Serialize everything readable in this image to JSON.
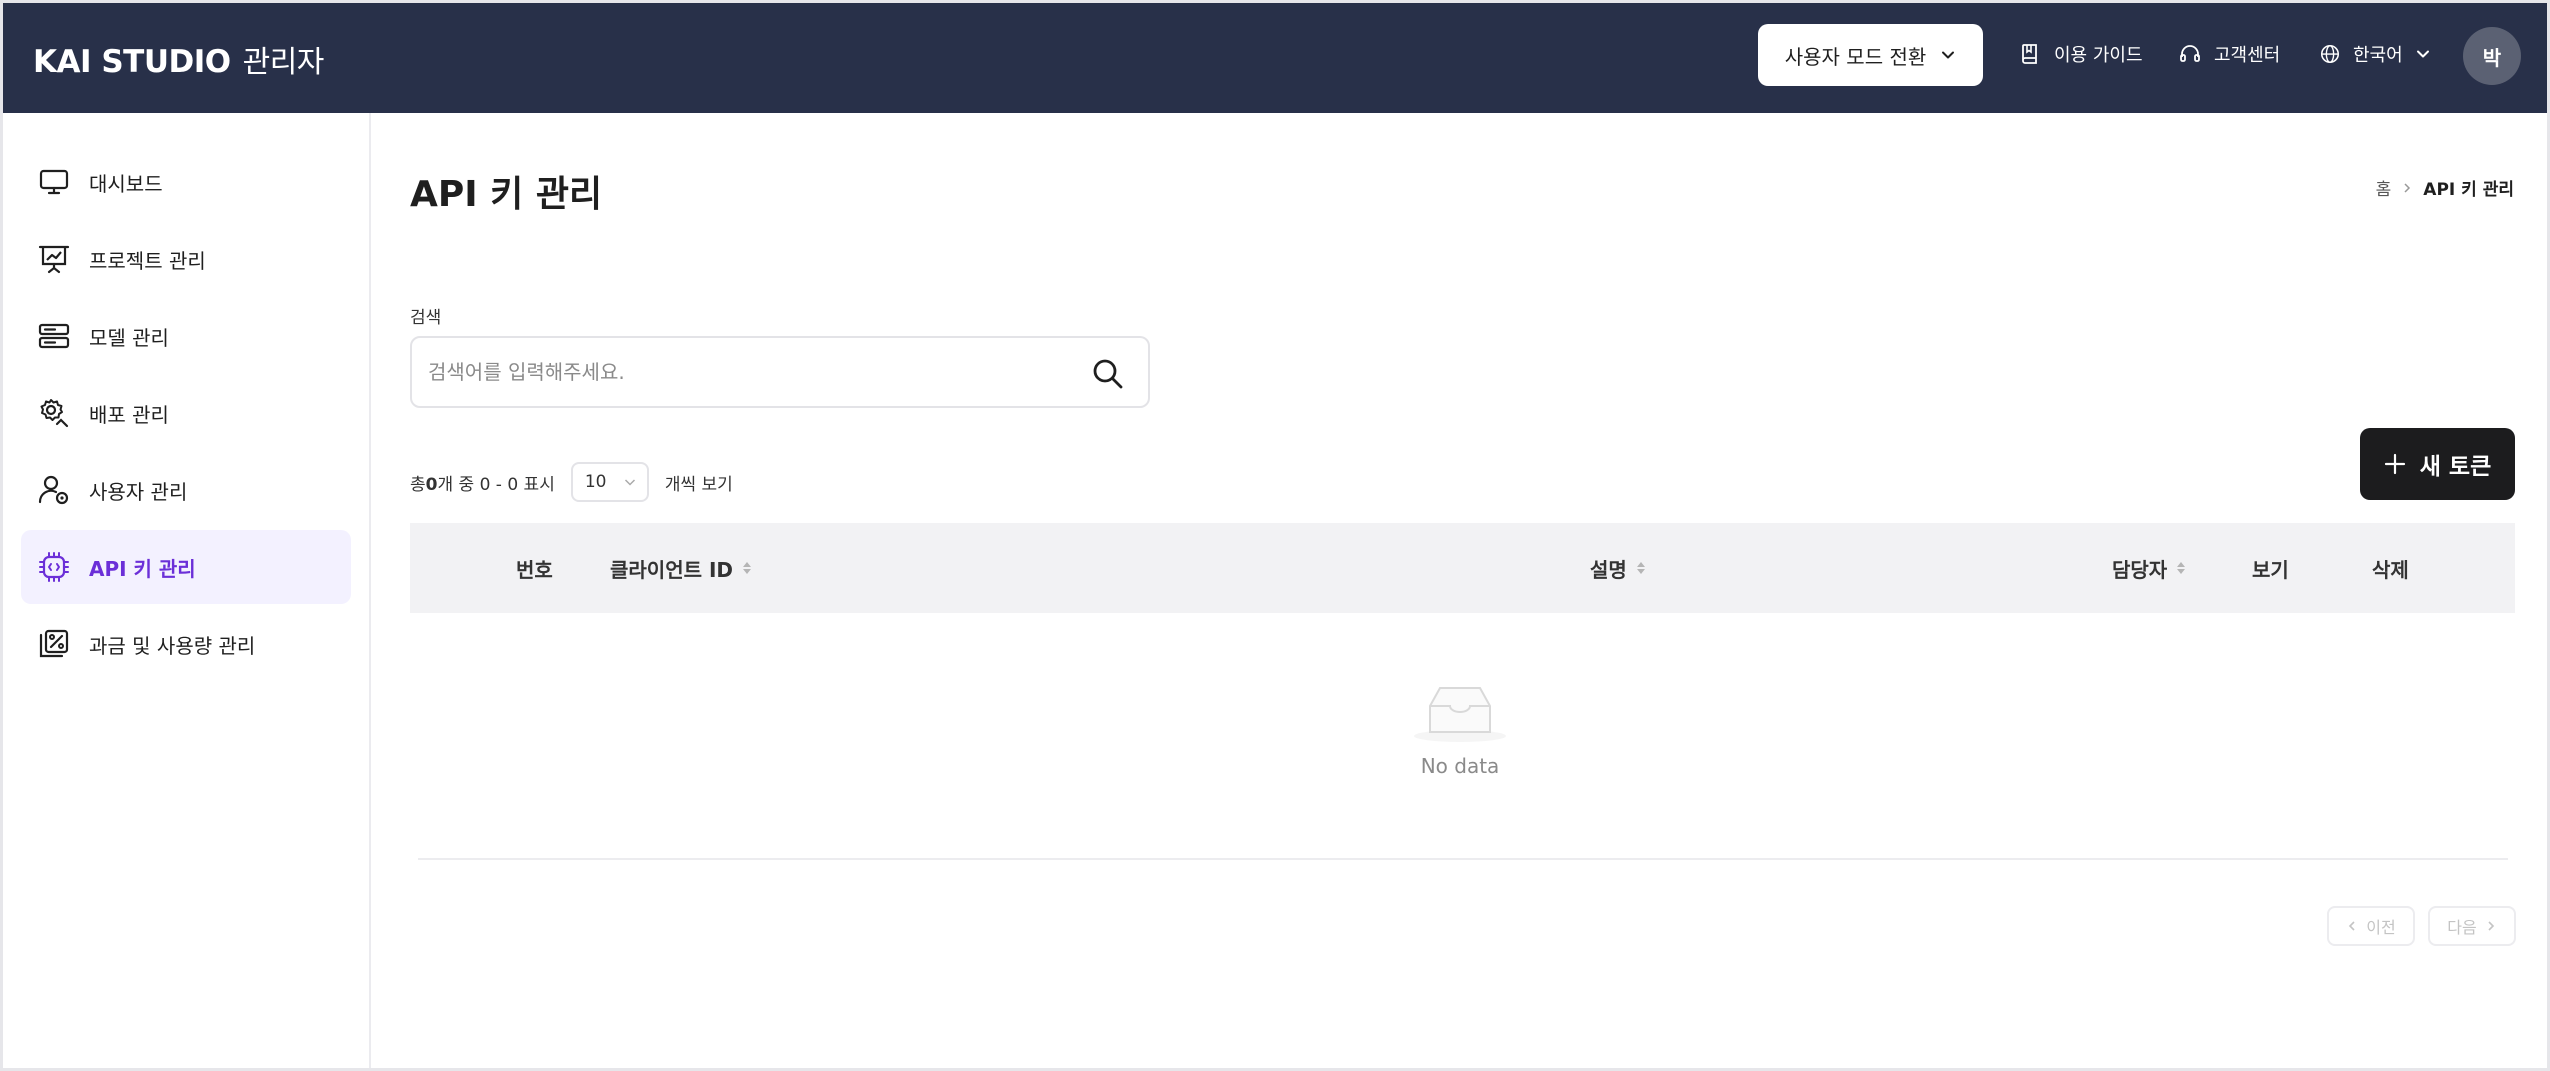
{
  "header": {
    "brand": "KAI STUDIO",
    "brand_sub": "관리자",
    "mode_switch": "사용자 모드 전환",
    "guide": "이용 가이드",
    "support": "고객센터",
    "language": "한국어",
    "avatar": "박"
  },
  "sidebar": {
    "items": [
      {
        "label": "대시보드",
        "icon": "monitor-icon"
      },
      {
        "label": "프로젝트 관리",
        "icon": "presentation-chart-icon"
      },
      {
        "label": "모델 관리",
        "icon": "server-icon"
      },
      {
        "label": "배포 관리",
        "icon": "gear-deploy-icon"
      },
      {
        "label": "사용자 관리",
        "icon": "user-gear-icon"
      },
      {
        "label": "API 키 관리",
        "icon": "api-chip-icon",
        "active": true
      },
      {
        "label": "과금 및 사용량 관리",
        "icon": "percent-chart-icon"
      }
    ]
  },
  "main": {
    "title": "API 키 관리",
    "breadcrumb": {
      "home": "홈",
      "current": "API 키 관리"
    },
    "search": {
      "label": "검색",
      "placeholder": "검색어를 입력해주세요.",
      "value": ""
    },
    "summary": {
      "prefix": "총",
      "total": "0",
      "suffix": "개 중 0 - 0 표시"
    },
    "page_size": "10",
    "page_size_suffix": "개씩 보기",
    "new_button": "새 토큰",
    "table": {
      "columns": [
        "번호",
        "클라이언트 ID",
        "설명",
        "담당자",
        "보기",
        "삭제"
      ],
      "empty_text": "No data"
    },
    "pagination": {
      "prev": "이전",
      "next": "다음"
    }
  },
  "colors": {
    "header_bg": "#283049",
    "accent": "#6b2fd8",
    "active_bg": "#f3f1ff",
    "primary_button": "#1c1c1e"
  }
}
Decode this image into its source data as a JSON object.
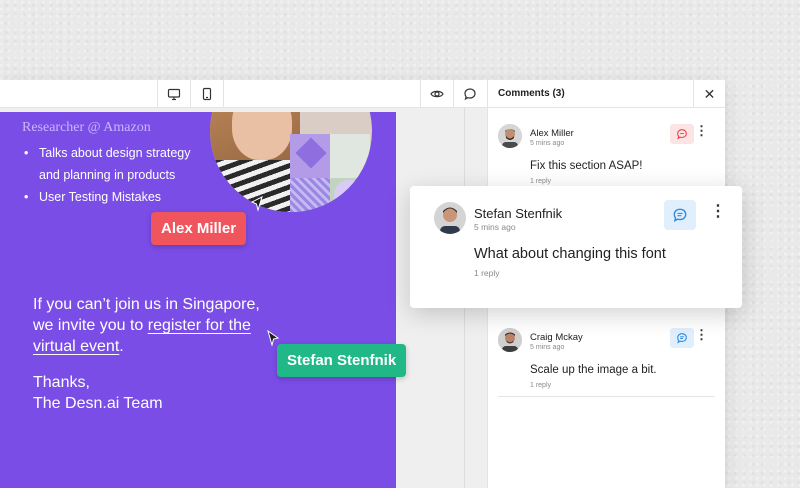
{
  "toolbar": {
    "icons": [
      "desktop-icon",
      "mobile-icon",
      "eye-icon",
      "comment-icon"
    ]
  },
  "slide": {
    "role": "Researcher @ Amazon",
    "bullets": [
      "Talks about design strategy and planning in products",
      "User Testing Mistakes"
    ],
    "body_line1": "If you can’t join us in Singapore,",
    "body_line2_pre": "we invite you to ",
    "body_link_a": "register for the",
    "body_link_b": "virtual event",
    "body_line3_post": ".",
    "thanks_line1": "Thanks,",
    "thanks_line2": "The Desn.ai Team"
  },
  "cursors": {
    "alex": "Alex Miller",
    "stefan": "Stefan Stenfnik"
  },
  "comments_panel": {
    "title": "Comments (3)",
    "close_icon": "close-icon",
    "comments": [
      {
        "name": "Alex Miller",
        "time": "5 mins ago",
        "text": "Fix this section ASAP!",
        "replies": "1 reply",
        "badge_color": "#fde4e4",
        "icon_color": "#e2474f"
      },
      {
        "name": "Craig Mckay",
        "time": "5 mins ago",
        "text": "Scale up the image a bit.",
        "replies": "1 reply",
        "badge_color": "#e1effd",
        "icon_color": "#2f8be0"
      }
    ]
  },
  "focused_comment": {
    "name": "Stefan Stenfnik",
    "time": "5 mins ago",
    "text": "What about changing this font",
    "replies": "1 reply"
  },
  "colors": {
    "slide_bg": "#7a4de6",
    "tag_red": "#f0555d",
    "tag_green": "#1fb886"
  }
}
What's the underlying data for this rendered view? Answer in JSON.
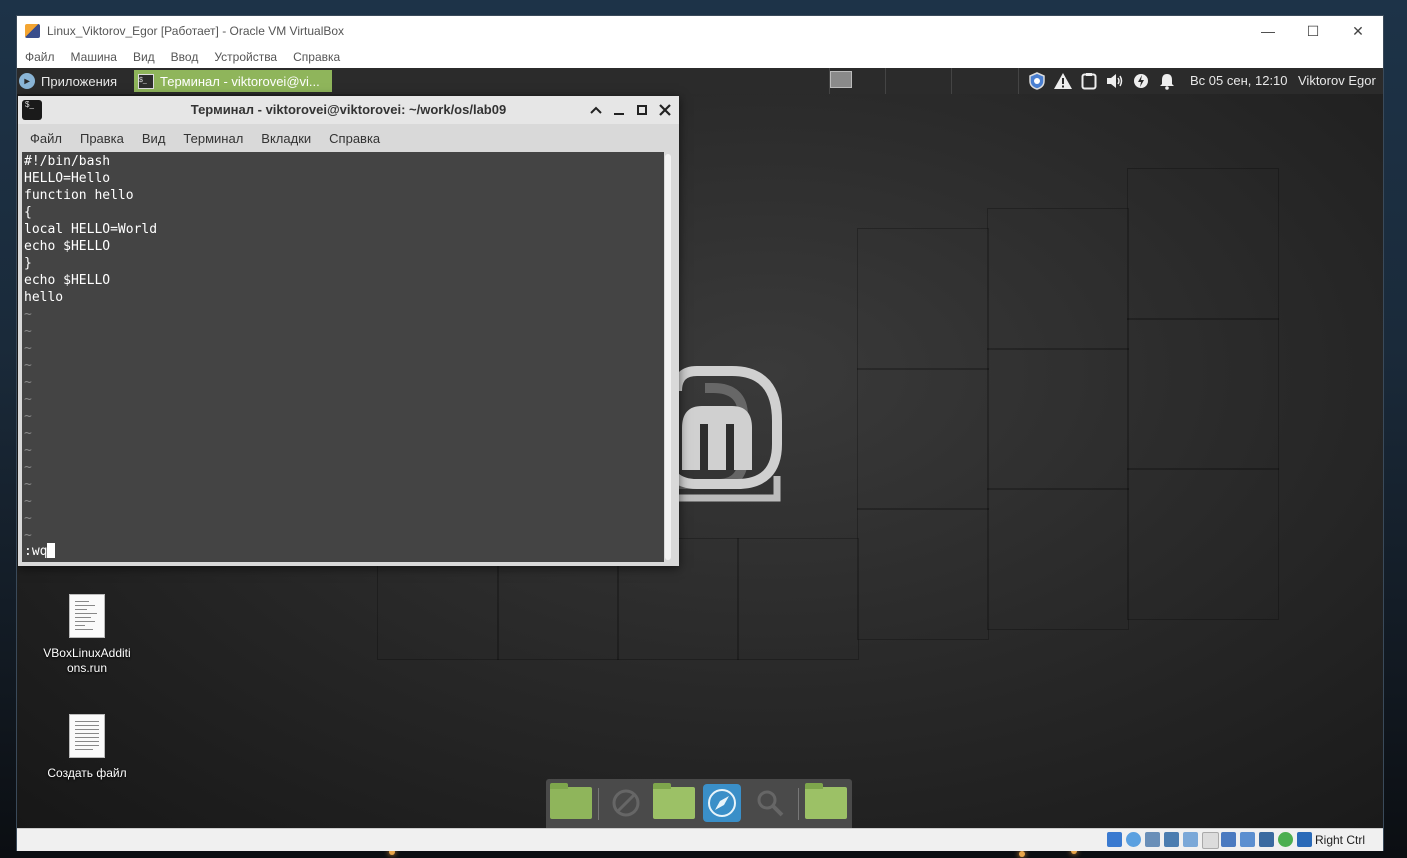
{
  "vbox": {
    "title": "Linux_Viktorov_Egor [Работает] - Oracle VM VirtualBox",
    "controls": {
      "minimize": "—",
      "maximize": "☐",
      "close": "✕"
    },
    "menu": [
      "Файл",
      "Машина",
      "Вид",
      "Ввод",
      "Устройства",
      "Справка"
    ],
    "host_key": "Right Ctrl"
  },
  "panel": {
    "apps_label": "Приложения",
    "task_label": "Терминал - viktorovei@vi...",
    "clock": "Вс 05 сен, 12:10",
    "user": "Viktorov Egor"
  },
  "terminal": {
    "title": "Терминал - viktorovei@viktorovei: ~/work/os/lab09",
    "menu": [
      "Файл",
      "Правка",
      "Вид",
      "Терминал",
      "Вкладки",
      "Справка"
    ],
    "lines": [
      "#!/bin/bash",
      "HELLO=Hello",
      "function hello",
      "{",
      "local HELLO=World",
      "echo $HELLO",
      "}",
      "echo $HELLO",
      "hello"
    ],
    "tilde_count": 14,
    "tilde": "~",
    "command": ":wq"
  },
  "desktop_icons": [
    {
      "label_line1": "VBoxLinuxAdditi",
      "label_line2": "ons.run"
    },
    {
      "label_line1": "Создать файл",
      "label_line2": ""
    }
  ],
  "colors": {
    "accent_green": "#8fb55b",
    "panel_bg": "#2b2b2b",
    "terminal_bg": "#444444"
  }
}
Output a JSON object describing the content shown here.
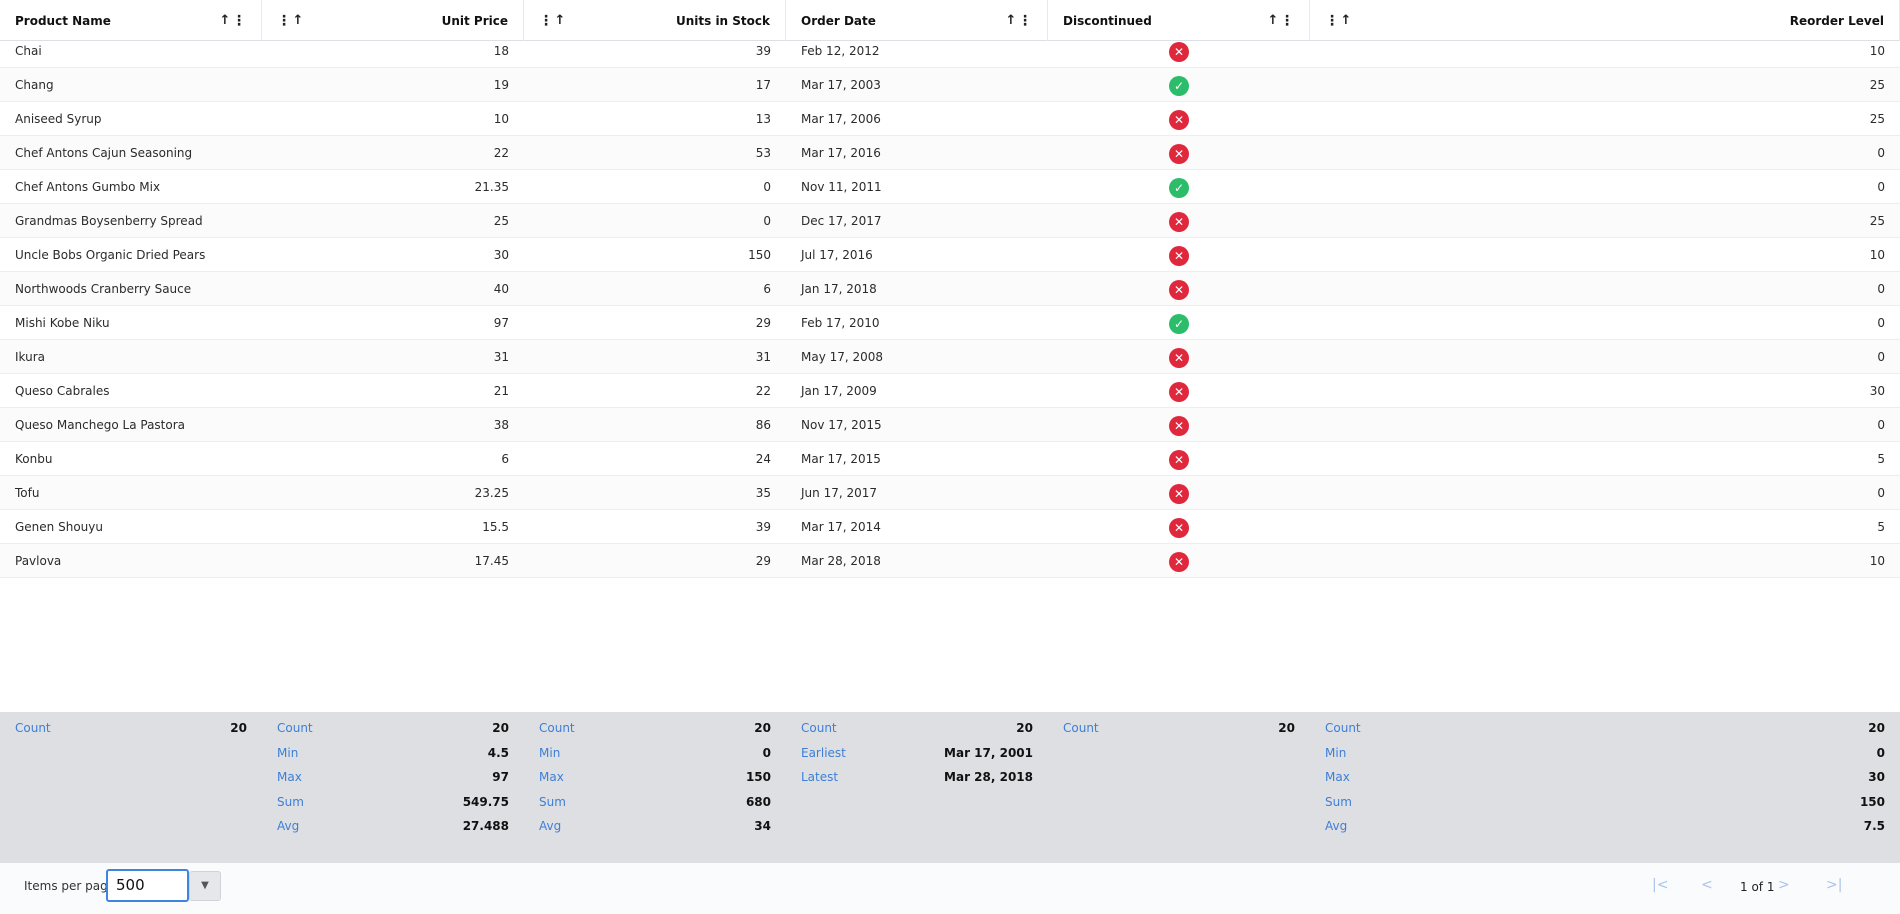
{
  "columns": [
    {
      "label": "Product Name"
    },
    {
      "label": "Unit Price"
    },
    {
      "label": "Units in Stock"
    },
    {
      "label": "Order Date"
    },
    {
      "label": "Discontinued"
    },
    {
      "label": "Reorder Level"
    }
  ],
  "rows": [
    {
      "name": "Chai",
      "price": "18",
      "stock": "39",
      "date": "Feb 12, 2012",
      "discontinued": "x-icon",
      "reorder": "10"
    },
    {
      "name": "Chang",
      "price": "19",
      "stock": "17",
      "date": "Mar 17, 2003",
      "discontinued": "check-icon",
      "reorder": "25"
    },
    {
      "name": "Aniseed Syrup",
      "price": "10",
      "stock": "13",
      "date": "Mar 17, 2006",
      "discontinued": "x-icon",
      "reorder": "25"
    },
    {
      "name": "Chef Antons Cajun Seasoning",
      "price": "22",
      "stock": "53",
      "date": "Mar 17, 2016",
      "discontinued": "x-icon",
      "reorder": "0"
    },
    {
      "name": "Chef Antons Gumbo Mix",
      "price": "21.35",
      "stock": "0",
      "date": "Nov 11, 2011",
      "discontinued": "check-icon",
      "reorder": "0"
    },
    {
      "name": "Grandmas Boysenberry Spread",
      "price": "25",
      "stock": "0",
      "date": "Dec 17, 2017",
      "discontinued": "x-icon",
      "reorder": "25"
    },
    {
      "name": "Uncle Bobs Organic Dried Pears",
      "price": "30",
      "stock": "150",
      "date": "Jul 17, 2016",
      "discontinued": "x-icon",
      "reorder": "10"
    },
    {
      "name": "Northwoods Cranberry Sauce",
      "price": "40",
      "stock": "6",
      "date": "Jan 17, 2018",
      "discontinued": "x-icon",
      "reorder": "0"
    },
    {
      "name": "Mishi Kobe Niku",
      "price": "97",
      "stock": "29",
      "date": "Feb 17, 2010",
      "discontinued": "check-icon",
      "reorder": "0"
    },
    {
      "name": "Ikura",
      "price": "31",
      "stock": "31",
      "date": "May 17, 2008",
      "discontinued": "x-icon",
      "reorder": "0"
    },
    {
      "name": "Queso Cabrales",
      "price": "21",
      "stock": "22",
      "date": "Jan 17, 2009",
      "discontinued": "x-icon",
      "reorder": "30"
    },
    {
      "name": "Queso Manchego La Pastora",
      "price": "38",
      "stock": "86",
      "date": "Nov 17, 2015",
      "discontinued": "x-icon",
      "reorder": "0"
    },
    {
      "name": "Konbu",
      "price": "6",
      "stock": "24",
      "date": "Mar 17, 2015",
      "discontinued": "x-icon",
      "reorder": "5"
    },
    {
      "name": "Tofu",
      "price": "23.25",
      "stock": "35",
      "date": "Jun 17, 2017",
      "discontinued": "x-icon",
      "reorder": "0"
    },
    {
      "name": "Genen Shouyu",
      "price": "15.5",
      "stock": "39",
      "date": "Mar 17, 2014",
      "discontinued": "x-icon",
      "reorder": "5"
    },
    {
      "name": "Pavlova",
      "price": "17.45",
      "stock": "29",
      "date": "Mar 28, 2018",
      "discontinued": "x-icon",
      "reorder": "10"
    }
  ],
  "summaries": [
    [
      {
        "k": "Count",
        "v": "20"
      }
    ],
    [
      {
        "k": "Count",
        "v": "20"
      },
      {
        "k": "Min",
        "v": "4.5"
      },
      {
        "k": "Max",
        "v": "97"
      },
      {
        "k": "Sum",
        "v": "549.75"
      },
      {
        "k": "Avg",
        "v": "27.488"
      }
    ],
    [
      {
        "k": "Count",
        "v": "20"
      },
      {
        "k": "Min",
        "v": "0"
      },
      {
        "k": "Max",
        "v": "150"
      },
      {
        "k": "Sum",
        "v": "680"
      },
      {
        "k": "Avg",
        "v": "34"
      }
    ],
    [
      {
        "k": "Count",
        "v": "20"
      },
      {
        "k": "Earliest",
        "v": "Mar 17, 2001"
      },
      {
        "k": "Latest",
        "v": "Mar 28, 2018"
      }
    ],
    [
      {
        "k": "Count",
        "v": "20"
      }
    ],
    [
      {
        "k": "Count",
        "v": "20"
      },
      {
        "k": "Min",
        "v": "0"
      },
      {
        "k": "Max",
        "v": "30"
      },
      {
        "k": "Sum",
        "v": "150"
      },
      {
        "k": "Avg",
        "v": "7.5"
      }
    ]
  ],
  "footer": {
    "items_per_page_label": "Items per page",
    "items_per_page_value": "500",
    "page_info": "1 of 1"
  },
  "colors": {
    "accent": "#3d86e0",
    "discontinued_yes": "#e0283d",
    "discontinued_no": "#2bbd6a",
    "summary_bg": "#dedfe3"
  }
}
****************************************
__STATED PROBLEM__:
Lines holding the word "chart" in the entries above are the ones to pull out. Copy them all.

__COMPLETE RESPONSE__:
        "icon": "presentation-chart-icon"
        "icon": "percent-chart-icon"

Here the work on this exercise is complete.